Leaving out all images, write out the records that follow exactly.

▶ [Data lines]
---

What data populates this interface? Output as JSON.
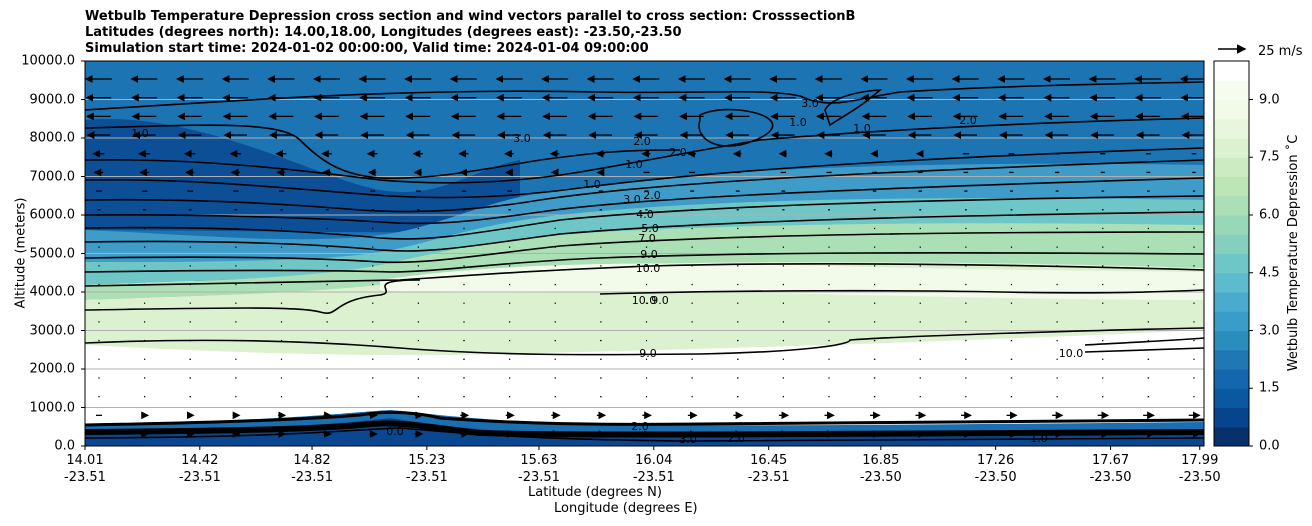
{
  "chart_data": {
    "type": "contour-cross-section",
    "title_lines": [
      "Wetbulb Temperature Depression cross section and wind vectors parallel to cross section: CrosssectionB",
      "Latitudes (degrees north): 14.00,18.00, Longitudes (degrees east): -23.50,-23.50",
      "Simulation start time: 2024-01-02 00:00:00, Valid time: 2024-01-04 09:00:00"
    ],
    "ylabel": "Altitude (meters)",
    "xlabel_lat": "Latitude (degrees N)",
    "xlabel_lon": "Longitude (degrees E)",
    "ylim": [
      0,
      10000
    ],
    "yticks": [
      "0.0",
      "1000.0",
      "2000.0",
      "3000.0",
      "4000.0",
      "5000.0",
      "6000.0",
      "7000.0",
      "8000.0",
      "9000.0",
      "10000.0"
    ],
    "ytick_values": [
      0,
      1000,
      2000,
      3000,
      4000,
      5000,
      6000,
      7000,
      8000,
      9000,
      10000
    ],
    "xticks": [
      {
        "lat": "14.01",
        "lon": "-23.51"
      },
      {
        "lat": "14.42",
        "lon": "-23.51"
      },
      {
        "lat": "14.82",
        "lon": "-23.51"
      },
      {
        "lat": "15.23",
        "lon": "-23.51"
      },
      {
        "lat": "15.63",
        "lon": "-23.51"
      },
      {
        "lat": "16.04",
        "lon": "-23.51"
      },
      {
        "lat": "16.45",
        "lon": "-23.51"
      },
      {
        "lat": "16.85",
        "lon": "-23.50"
      },
      {
        "lat": "17.26",
        "lon": "-23.50"
      },
      {
        "lat": "17.67",
        "lon": "-23.50"
      },
      {
        "lat": "17.99",
        "lon": "-23.50"
      }
    ],
    "xtick_fractions": [
      0,
      0.1026,
      0.2029,
      0.3055,
      0.4057,
      0.5083,
      0.611,
      0.7112,
      0.8138,
      0.9165,
      0.9962
    ],
    "colorbar": {
      "label": "Wetbulb Temperature Depression ˚C",
      "range": [
        0,
        10
      ],
      "ticks": [
        "0.0",
        "1.5",
        "3.0",
        "4.5",
        "6.0",
        "7.5",
        "9.0"
      ],
      "tick_values": [
        0,
        1.5,
        3,
        4.5,
        6,
        7.5,
        9
      ],
      "colors": [
        "#08306b",
        "#08448c",
        "#0a58a0",
        "#1467ad",
        "#1f78b4",
        "#2b8cbe",
        "#3a9cc8",
        "#4aabcf",
        "#5cbbcd",
        "#6fc6c6",
        "#84cfbe",
        "#98d8b8",
        "#abdfb5",
        "#bde5b6",
        "#cdebc3",
        "#dcf1d0",
        "#e8f6dd",
        "#f2fae9",
        "#f7fcf0",
        "#ffffff"
      ]
    },
    "quiver_key": "25 m/s",
    "contour_labels": [
      "2.0",
      "3.0",
      "1.0",
      "1.0",
      "2.0",
      "2.0",
      "3.0",
      "4.0",
      "5.0",
      "7.0",
      "9.0",
      "10.0",
      "10.0",
      "9.0",
      "9.0",
      "10.0",
      "2.0",
      "3.0",
      "1.0",
      "1.0",
      "1.0",
      "2.0",
      "1.0",
      "0.0",
      "2.0",
      "3.0"
    ]
  }
}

---

▶ [Response for this exercise]
What data populates this interface? Output as JSON.
{
  "chart_data": {
    "type": "contour-cross-section",
    "title_lines": [
      "Wetbulb Temperature Depression cross section and wind vectors parallel to cross section: CrosssectionB",
      "Latitudes (degrees north): 14.00,18.00, Longitudes (degrees east): -23.50,-23.50",
      "Simulation start time: 2024-01-02 00:00:00, Valid time: 2024-01-04 09:00:00"
    ],
    "ylabel": "Altitude (meters)",
    "xlabel_lat": "Latitude (degrees N)",
    "xlabel_lon": "Longitude (degrees E)",
    "ylim": [
      0,
      10000
    ],
    "yticks": [
      "0.0",
      "1000.0",
      "2000.0",
      "3000.0",
      "4000.0",
      "5000.0",
      "6000.0",
      "7000.0",
      "8000.0",
      "9000.0",
      "10000.0"
    ],
    "ytick_values": [
      0,
      1000,
      2000,
      3000,
      4000,
      5000,
      6000,
      7000,
      8000,
      9000,
      10000
    ],
    "xticks": [
      {
        "lat": "14.01",
        "lon": "-23.51"
      },
      {
        "lat": "14.42",
        "lon": "-23.51"
      },
      {
        "lat": "14.82",
        "lon": "-23.51"
      },
      {
        "lat": "15.23",
        "lon": "-23.51"
      },
      {
        "lat": "15.63",
        "lon": "-23.51"
      },
      {
        "lat": "16.04",
        "lon": "-23.51"
      },
      {
        "lat": "16.45",
        "lon": "-23.51"
      },
      {
        "lat": "16.85",
        "lon": "-23.50"
      },
      {
        "lat": "17.26",
        "lon": "-23.50"
      },
      {
        "lat": "17.67",
        "lon": "-23.50"
      },
      {
        "lat": "17.99",
        "lon": "-23.50"
      }
    ],
    "xtick_fractions": [
      0,
      0.1026,
      0.2029,
      0.3055,
      0.4057,
      0.5083,
      0.611,
      0.7112,
      0.8138,
      0.9165,
      0.9962
    ],
    "colorbar": {
      "label": "Wetbulb Temperature Depression ˚C",
      "range": [
        0,
        10
      ],
      "ticks": [
        "0.0",
        "1.5",
        "3.0",
        "4.5",
        "6.0",
        "7.5",
        "9.0"
      ],
      "tick_values": [
        0,
        1.5,
        3,
        4.5,
        6,
        7.5,
        9
      ],
      "colors": [
        "#08306b",
        "#08448c",
        "#0a58a0",
        "#1467ad",
        "#1f78b4",
        "#2b8cbe",
        "#3a9cc8",
        "#4aabcf",
        "#5cbbcd",
        "#6fc6c6",
        "#84cfbe",
        "#98d8b8",
        "#abdfb5",
        "#bde5b6",
        "#cdebc3",
        "#dcf1d0",
        "#e8f6dd",
        "#f2fae9",
        "#f7fcf0",
        "#ffffff"
      ]
    },
    "quiver_key": "25 m/s",
    "contour_labels": [
      "2.0",
      "3.0",
      "1.0",
      "1.0",
      "2.0",
      "2.0",
      "3.0",
      "4.0",
      "5.0",
      "7.0",
      "9.0",
      "10.0",
      "10.0",
      "9.0",
      "9.0",
      "10.0",
      "2.0",
      "3.0",
      "1.0",
      "1.0",
      "1.0",
      "2.0",
      "1.0",
      "0.0",
      "2.0",
      "3.0"
    ]
  }
}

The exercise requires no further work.